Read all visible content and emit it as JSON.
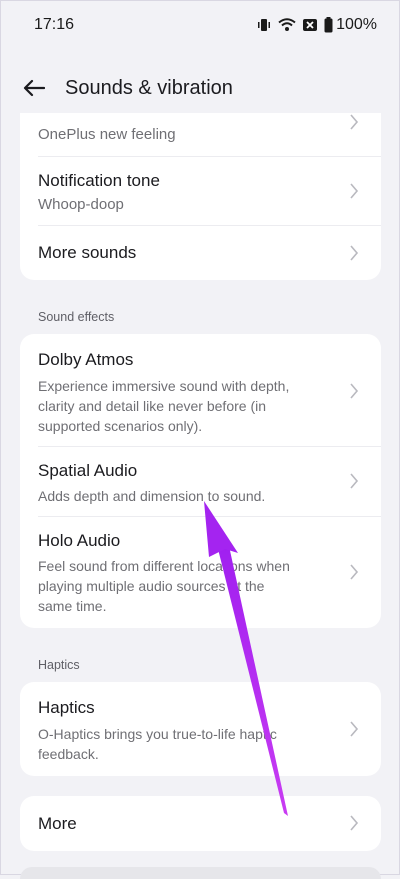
{
  "status": {
    "time": "17:16",
    "battery": "100%"
  },
  "header": {
    "title": "Sounds & vibration"
  },
  "top_card": {
    "partial_sub": "OnePlus new feeling",
    "items": [
      {
        "title": "Notification tone",
        "sub": "Whoop-doop"
      },
      {
        "title": "More sounds"
      }
    ]
  },
  "sound_effects": {
    "label": "Sound effects",
    "items": [
      {
        "title": "Dolby Atmos",
        "sub_lines": [
          "Experience immersive sound with depth,",
          "clarity and detail like never before (in",
          "supported scenarios only)."
        ]
      },
      {
        "title": "Spatial Audio",
        "sub_lines": [
          "Adds depth and dimension to sound."
        ]
      },
      {
        "title": "Holo Audio",
        "sub_lines": [
          "Feel sound from different locations when",
          "playing multiple audio sources at the",
          "same time."
        ]
      }
    ]
  },
  "haptics": {
    "label": "Haptics",
    "item": {
      "title": "Haptics",
      "sub_lines": [
        "O-Haptics brings you true-to-life haptic",
        "feedback."
      ]
    }
  },
  "more": {
    "title": "More"
  },
  "colors": {
    "background": "#f2f2f6",
    "card": "#ffffff",
    "annotation_arrow": "#b338f5"
  }
}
------------------------------------------------
Reproduce every entry word for word, but omit the pictures.

Read all visible content and emit it as JSON.
{
  "status": {
    "time": "17:16",
    "battery": "100%"
  },
  "header": {
    "title": "Sounds & vibration"
  },
  "top_card": {
    "partial_sub": "OnePlus new feeling",
    "items": [
      {
        "title": "Notification tone",
        "sub": "Whoop-doop"
      },
      {
        "title": "More sounds"
      }
    ]
  },
  "sound_effects": {
    "label": "Sound effects",
    "items": [
      {
        "title": "Dolby Atmos",
        "sub_lines": [
          "Experience immersive sound with depth,",
          "clarity and detail like never before (in",
          "supported scenarios only)."
        ]
      },
      {
        "title": "Spatial Audio",
        "sub_lines": [
          "Adds depth and dimension to sound."
        ]
      },
      {
        "title": "Holo Audio",
        "sub_lines": [
          "Feel sound from different locations when",
          "playing multiple audio sources at the",
          "same time."
        ]
      }
    ]
  },
  "haptics": {
    "label": "Haptics",
    "item": {
      "title": "Haptics",
      "sub_lines": [
        "O-Haptics brings you true-to-life haptic",
        "feedback."
      ]
    }
  },
  "more": {
    "title": "More"
  },
  "colors": {
    "background": "#f2f2f6",
    "card": "#ffffff",
    "annotation_arrow": "#b338f5"
  }
}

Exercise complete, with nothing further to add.